Challenge: Without the images, write out all of the following entries exactly.

Data lines:
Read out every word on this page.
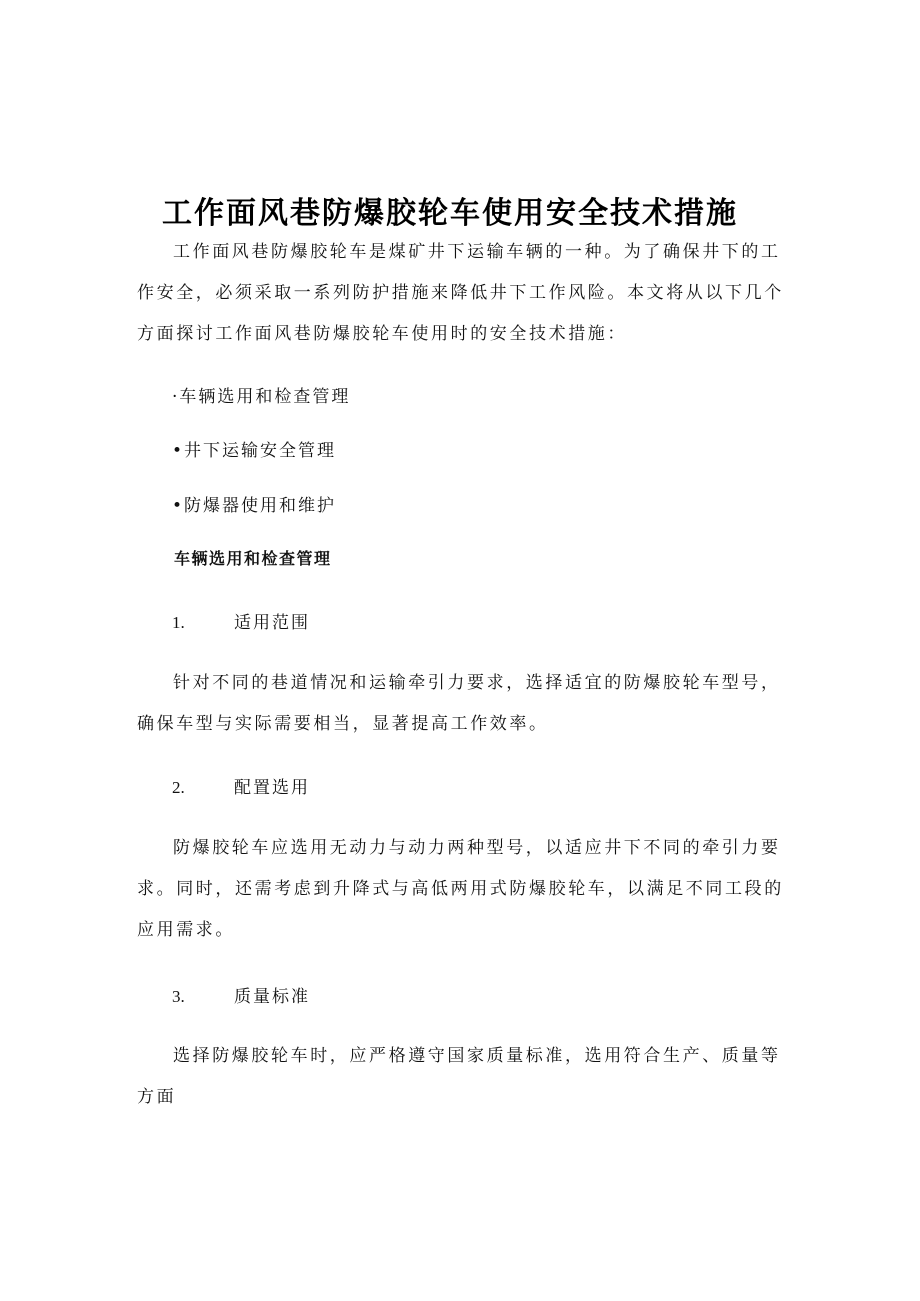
工作面风巷防爆胶轮车使用安全技术措施

工作面风巷防爆胶轮车是煤矿井下运输车辆的一种。为了确保井下的工作安全，必须采取一系列防护措施来降低井下工作风险。本文将从以下几个方面探讨工作面风巷防爆胶轮车使用时的安全技术措施：

·车辆选用和检查管理

•井下运输安全管理

•防爆器使用和维护

车辆选用和检查管理

1.	适用范围

针对不同的巷道情况和运输牵引力要求，选择适宜的防爆胶轮车型号，确保车型与实际需要相当，显著提高工作效率。

2.	配置选用

防爆胶轮车应选用无动力与动力两种型号，以适应井下不同的牵引力要求。同时，还需考虑到升降式与高低两用式防爆胶轮车，以满足不同工段的应用需求。

3.	质量标准

选择防爆胶轮车时，应严格遵守国家质量标准，选用符合生产、质量等方面
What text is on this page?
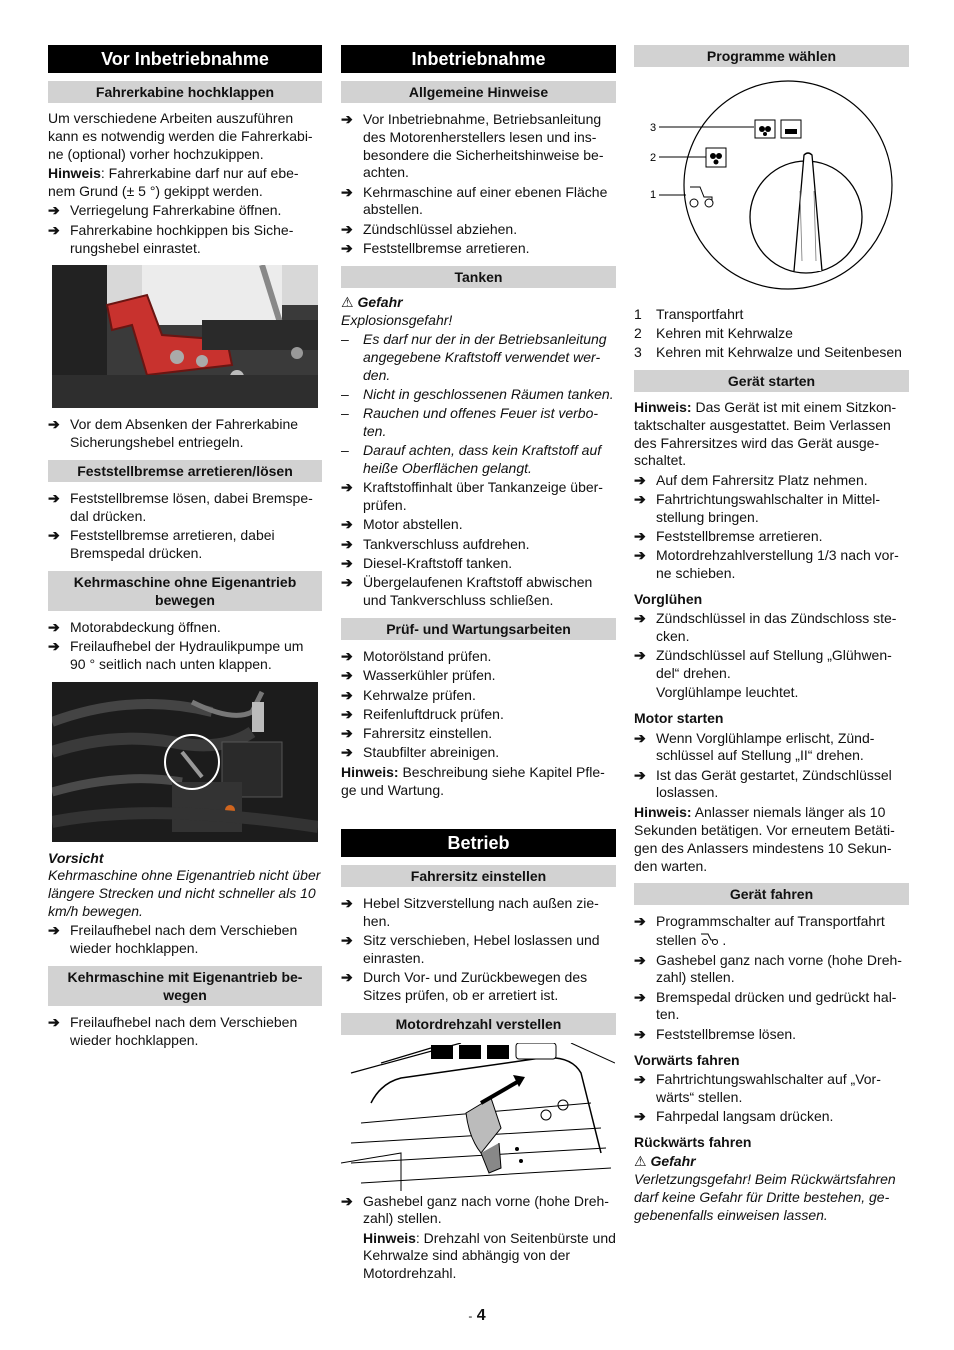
Vor Inbetriebnahme
Fahrerkabine hochklappen
Um verschiedene Arbeiten auszuführen kann es notwendig werden die Fahrerkabi-ne (optional) vorher hochzukippen.
Hinweis: Fahrerkabine darf nur auf ebe-nem Grund (± 5 °) gekippt werden.
➔ Verriegelung Fahrerkabine öffnen.
➔ Fahrerkabine hochkippen bis Siche-rungshebel einrastet.
➔ Vor dem Absenken der Fahrerkabine Sicherungshebel entriegeln.
Feststellbremse arretieren/lösen
➔ Feststellbremse lösen, dabei Bremspe-dal drücken.
➔ Feststellbremse arretieren, dabei Bremspedal drücken.
Kehrmaschine ohne Eigenantrieb bewegen
➔ Motorabdeckung öffnen.
➔ Freilaufhebel der Hydraulikpumpe um 90 ° seitlich nach unten klappen.
Vorsicht
Kehrmaschine ohne Eigenantrieb nicht über längere Strecken und nicht schneller als 10 km/h bewegen.
➔ Freilaufhebel nach dem Verschieben wieder hochklappen.
Kehrmaschine mit Eigenantrieb be-wegen
➔ Freilaufhebel nach dem Verschieben wieder hochklappen.
Inbetriebnahme
Allgemeine Hinweise
➔ Vor Inbetriebnahme, Betriebsanleitung des Motorenherstellers lesen und ins-besondere die Sicherheitshinweise be-achten.
➔ Kehrmaschine auf einer ebenen Fläche abstellen.
➔ Zündschlüssel abziehen.
➔ Feststellbremse arretieren.
Tanken
⚠ Gefahr
Explosionsgefahr!
– Es darf nur der in der Betriebsanleitung angegebene Kraftstoff verwendet wer-den.
– Nicht in geschlossenen Räumen tanken.
– Rauchen und offenes Feuer ist verbo-ten.
– Darauf achten, dass kein Kraftstoff auf heiße Oberflächen gelangt.
➔ Kraftstoffinhalt über Tankanzeige über-prüfen.
➔ Motor abstellen.
➔ Tankverschluss aufdrehen.
➔ Diesel-Kraftstoff tanken.
➔ Übergelaufenen Kraftstoff abwischen und Tankverschluss schließen.
Prüf- und Wartungsarbeiten
➔ Motorölstand prüfen.
➔ Wasserkühler prüfen.
➔ Kehrwalze prüfen.
➔ Reifenluftdruck prüfen.
➔ Fahrersitz einstellen.
➔ Staubfilter abreinigen.
Hinweis: Beschreibung siehe Kapitel Pfle-ge und Wartung.
Betrieb
Fahrersitz einstellen
➔ Hebel Sitzverstellung nach außen zie-hen.
➔ Sitz verschieben, Hebel loslassen und einrasten.
➔ Durch Vor- und Zurückbewegen des Sitzes prüfen, ob er arretiert ist.
Motordrehzahl verstellen
➔ Gashebel ganz nach vorne (hohe Dreh-zahl) stellen.
Hinweis: Drehzahl von Seitenbürste und Kehrwalze sind abhängig von der Motordrehzahl.
Programme wählen
3
2
1
1 Transportfahrt
2 Kehren mit Kehrwalze
3 Kehren mit Kehrwalze und Seitenbesen
Gerät starten
Hinweis: Das Gerät ist mit einem Sitzkon-taktschalter ausgestattet. Beim Verlassen des Fahrersitzes wird das Gerät ausge-schaltet.
➔ Auf dem Fahrersitz Platz nehmen.
➔ Fahrtrichtungswahlschalter in Mittel-stellung bringen.
➔ Feststellbremse arretieren.
➔ Motordrehzahlverstellung 1/3 nach vor-ne schieben.
Vorglühen
➔ Zündschlüssel in das Zündschloss ste-cken.
➔ Zündschlüssel auf Stellung „Glühwen-del“ drehen.
Vorglühlampe leuchtet.
Motor starten
➔ Wenn Vorglühlampe erlischt, Zünd-schlüssel auf Stellung „II“ drehen.
➔ Ist das Gerät gestartet, Zündschlüssel loslassen.
Hinweis: Anlasser niemals länger als 10 Sekunden betätigen. Vor erneutem Betäti-gen des Anlassers mindestens 10 Sekun-den warten.
Gerät fahren
➔ Programmschalter auf Transportfahrt stellen .
➔ Gashebel ganz nach vorne (hohe Dreh-zahl) stellen.
➔ Bremspedal drücken und gedrückt hal-ten.
➔ Feststellbremse lösen.
Vorwärts fahren
➔ Fahrtrichtungswahlschalter auf „Vor-wärts“ stellen.
➔ Fahrpedal langsam drücken.
Rückwärts fahren
⚠ Gefahr
Verletzungsgefahr! Beim Rückwärtsfahren darf keine Gefahr für Dritte bestehen, ge-gebenenfalls einweisen lassen.
- 4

Answer to this exercise:
Read out every word on this page.
工作面风巷防爆胶轮车使用安全技术措施

工作面风巷防爆胶轮车是煤矿井下运输车辆的一种。为了确保井下的工作安全，必须采取一系列防护措施来降低井下工作风险。本文将从以下几个方面探讨工作面风巷防爆胶轮车使用时的安全技术措施：

·车辆选用和检查管理

•井下运输安全管理

•防爆器使用和维护

车辆选用和检查管理

1.	适用范围

针对不同的巷道情况和运输牵引力要求，选择适宜的防爆胶轮车型号，确保车型与实际需要相当，显著提高工作效率。

2.	配置选用

防爆胶轮车应选用无动力与动力两种型号，以适应井下不同的牵引力要求。同时，还需考虑到升降式与高低两用式防爆胶轮车，以满足不同工段的应用需求。

3.	质量标准

选择防爆胶轮车时，应严格遵守国家质量标准，选用符合生产、质量等方面
What text is on this page?
Vor Inbetriebnahme
Fahrerkabine hochklappen
Um verschiedene Arbeiten auszuführen kann es notwendig werden die Fahrerkabi-ne (optional) vorher hochzukippen.
Hinweis: Fahrerkabine darf nur auf ebe-nem Grund (± 5 °) gekippt werden.
➔ Verriegelung Fahrerkabine öffnen.
➔ Fahrerkabine hochkippen bis Siche-rungshebel einrastet.
➔ Vor dem Absenken der Fahrerkabine Sicherungshebel entriegeln.
Feststellbremse arretieren/lösen
➔ Feststellbremse lösen, dabei Bremspe-dal drücken.
➔ Feststellbremse arretieren, dabei Bremspedal drücken.
Kehrmaschine ohne Eigenantrieb bewegen
➔ Motorabdeckung öffnen.
➔ Freilaufhebel der Hydraulikpumpe um 90 ° seitlich nach unten klappen.
Vorsicht
Kehrmaschine ohne Eigenantrieb nicht über längere Strecken und nicht schneller als 10 km/h bewegen.
➔ Freilaufhebel nach dem Verschieben wieder hochklappen.
Kehrmaschine mit Eigenantrieb be-wegen
➔ Freilaufhebel nach dem Verschieben wieder hochklappen.
Inbetriebnahme
Allgemeine Hinweise
➔ Vor Inbetriebnahme, Betriebsanleitung des Motorenherstellers lesen und ins-besondere die Sicherheitshinweise be-achten.
➔ Kehrmaschine auf einer ebenen Fläche abstellen.
➔ Zündschlüssel abziehen.
➔ Feststellbremse arretieren.
Tanken
⚠ Gefahr
Explosionsgefahr!
– Es darf nur der in der Betriebsanleitung angegebene Kraftstoff verwendet wer-den.
– Nicht in geschlossenen Räumen tanken.
– Rauchen und offenes Feuer ist verbo-ten.
– Darauf achten, dass kein Kraftstoff auf heiße Oberflächen gelangt.
➔ Kraftstoffinhalt über Tankanzeige über-prüfen.
➔ Motor abstellen.
➔ Tankverschluss aufdrehen.
➔ Diesel-Kraftstoff tanken.
➔ Übergelaufenen Kraftstoff abwischen und Tankverschluss schließen.
Prüf- und Wartungsarbeiten
➔ Motorölstand prüfen.
➔ Wasserkühler prüfen.
➔ Kehrwalze prüfen.
➔ Reifenluftdruck prüfen.
➔ Fahrersitz einstellen.
➔ Staubfilter abreinigen.
Hinweis: Beschreibung siehe Kapitel Pfle-ge und Wartung.
Betrieb
Fahrersitz einstellen
➔ Hebel Sitzverstellung nach außen zie-hen.
➔ Sitz verschieben, Hebel loslassen und einrasten.
➔ Durch Vor- und Zurückbewegen des Sitzes prüfen, ob er arretiert ist.
Motordrehzahl verstellen
➔ Gashebel ganz nach vorne (hohe Dreh-zahl) stellen.
Hinweis: Drehzahl von Seitenbürste und Kehrwalze sind abhängig von der Motordrehzahl.
Programme wählen
3
2
1
1 Transportfahrt
2 Kehren mit Kehrwalze
3 Kehren mit Kehrwalze und Seitenbesen
Gerät starten
Hinweis: Das Gerät ist mit einem Sitzkon-taktschalter ausgestattet. Beim Verlassen des Fahrersitzes wird das Gerät ausge-schaltet.
➔ Auf dem Fahrersitz Platz nehmen.
➔ Fahrtrichtungswahlschalter in Mittel-stellung bringen.
➔ Feststellbremse arretieren.
➔ Motordrehzahlverstellung 1/3 nach vor-ne schieben.
Vorglühen
➔ Zündschlüssel in das Zündschloss ste-cken.
➔ Zündschlüssel auf Stellung „Glühwen-del“ drehen.
Vorglühlampe leuchtet.
Motor starten
➔ Wenn Vorglühlampe erlischt, Zünd-schlüssel auf Stellung „II“ drehen.
➔ Ist das Gerät gestartet, Zündschlüssel loslassen.
Hinweis: Anlasser niemals länger als 10 Sekunden betätigen. Vor erneutem Betäti-gen des Anlassers mindestens 10 Sekun-den warten.
Gerät fahren
➔ Programmschalter auf Transportfahrt stellen .
➔ Gashebel ganz nach vorne (hohe Dreh-zahl) stellen.
➔ Bremspedal drücken und gedrückt hal-ten.
➔ Feststellbremse lösen.
Vorwärts fahren
➔ Fahrtrichtungswahlschalter auf „Vor-wärts“ stellen.
➔ Fahrpedal langsam drücken.
Rückwärts fahren
⚠ Gefahr
Verletzungsgefahr! Beim Rückwärtsfahren darf keine Gefahr für Dritte bestehen, ge-gebenenfalls einweisen lassen.
- 4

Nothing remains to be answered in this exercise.